◆ WRITTEN TASK ◆
Answer with the number of lines in the listing below that contain the word "nghĩa", and nothing else.

++++ RECORDED DATA ++++

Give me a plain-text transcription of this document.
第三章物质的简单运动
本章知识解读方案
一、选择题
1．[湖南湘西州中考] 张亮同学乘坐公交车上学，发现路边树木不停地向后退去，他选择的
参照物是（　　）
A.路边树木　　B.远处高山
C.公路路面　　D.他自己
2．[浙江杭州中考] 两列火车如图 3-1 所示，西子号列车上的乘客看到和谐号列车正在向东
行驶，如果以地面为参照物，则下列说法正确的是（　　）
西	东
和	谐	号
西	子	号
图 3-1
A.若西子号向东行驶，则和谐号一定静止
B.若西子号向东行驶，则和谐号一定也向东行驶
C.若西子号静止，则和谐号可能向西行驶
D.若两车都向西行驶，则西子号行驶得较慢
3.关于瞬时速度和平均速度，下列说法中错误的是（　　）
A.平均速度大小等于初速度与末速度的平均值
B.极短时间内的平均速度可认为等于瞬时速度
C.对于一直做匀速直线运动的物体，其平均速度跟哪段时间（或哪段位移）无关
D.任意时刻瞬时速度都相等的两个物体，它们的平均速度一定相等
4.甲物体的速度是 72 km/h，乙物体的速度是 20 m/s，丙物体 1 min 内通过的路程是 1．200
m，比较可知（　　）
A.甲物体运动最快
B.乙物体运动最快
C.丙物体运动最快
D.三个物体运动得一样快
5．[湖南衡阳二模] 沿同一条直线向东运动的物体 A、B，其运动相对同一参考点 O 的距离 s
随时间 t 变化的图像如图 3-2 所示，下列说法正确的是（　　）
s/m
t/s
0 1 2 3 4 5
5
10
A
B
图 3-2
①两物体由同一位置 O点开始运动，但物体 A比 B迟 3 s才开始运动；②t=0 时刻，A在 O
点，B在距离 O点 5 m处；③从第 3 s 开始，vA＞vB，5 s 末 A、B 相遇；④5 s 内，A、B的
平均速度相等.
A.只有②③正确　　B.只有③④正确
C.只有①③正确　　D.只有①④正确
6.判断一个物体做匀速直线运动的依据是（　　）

++++
++++ RECORDED DATA ++++

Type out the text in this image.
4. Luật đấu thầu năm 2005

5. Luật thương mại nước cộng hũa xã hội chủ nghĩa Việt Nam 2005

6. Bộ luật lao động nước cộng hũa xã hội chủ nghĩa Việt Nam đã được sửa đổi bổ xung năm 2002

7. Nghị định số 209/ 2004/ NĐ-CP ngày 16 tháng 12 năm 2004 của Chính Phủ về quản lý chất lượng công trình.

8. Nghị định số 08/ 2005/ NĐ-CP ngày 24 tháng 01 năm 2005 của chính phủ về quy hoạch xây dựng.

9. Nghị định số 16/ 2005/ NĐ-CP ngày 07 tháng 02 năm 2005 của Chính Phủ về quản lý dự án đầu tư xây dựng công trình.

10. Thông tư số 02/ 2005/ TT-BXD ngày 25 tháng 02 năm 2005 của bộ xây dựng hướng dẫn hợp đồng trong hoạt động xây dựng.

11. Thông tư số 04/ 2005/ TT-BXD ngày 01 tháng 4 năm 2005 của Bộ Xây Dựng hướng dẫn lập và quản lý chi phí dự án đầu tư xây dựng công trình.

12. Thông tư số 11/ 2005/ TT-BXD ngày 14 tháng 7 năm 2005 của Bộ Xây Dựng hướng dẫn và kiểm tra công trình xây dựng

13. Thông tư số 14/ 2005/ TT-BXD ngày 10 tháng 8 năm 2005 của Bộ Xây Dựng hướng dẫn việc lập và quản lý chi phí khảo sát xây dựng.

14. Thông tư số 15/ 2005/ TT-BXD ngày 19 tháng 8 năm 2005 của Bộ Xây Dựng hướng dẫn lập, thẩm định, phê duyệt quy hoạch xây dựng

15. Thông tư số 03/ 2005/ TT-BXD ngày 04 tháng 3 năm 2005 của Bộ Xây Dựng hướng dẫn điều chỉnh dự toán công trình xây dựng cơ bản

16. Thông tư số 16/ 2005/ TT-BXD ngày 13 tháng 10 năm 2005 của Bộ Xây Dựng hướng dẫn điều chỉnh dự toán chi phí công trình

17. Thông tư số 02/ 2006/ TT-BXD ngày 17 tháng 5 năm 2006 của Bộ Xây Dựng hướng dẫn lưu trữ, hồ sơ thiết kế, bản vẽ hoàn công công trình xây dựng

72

++++

◆ OUTPUT OF THE EXERCISE ◆
2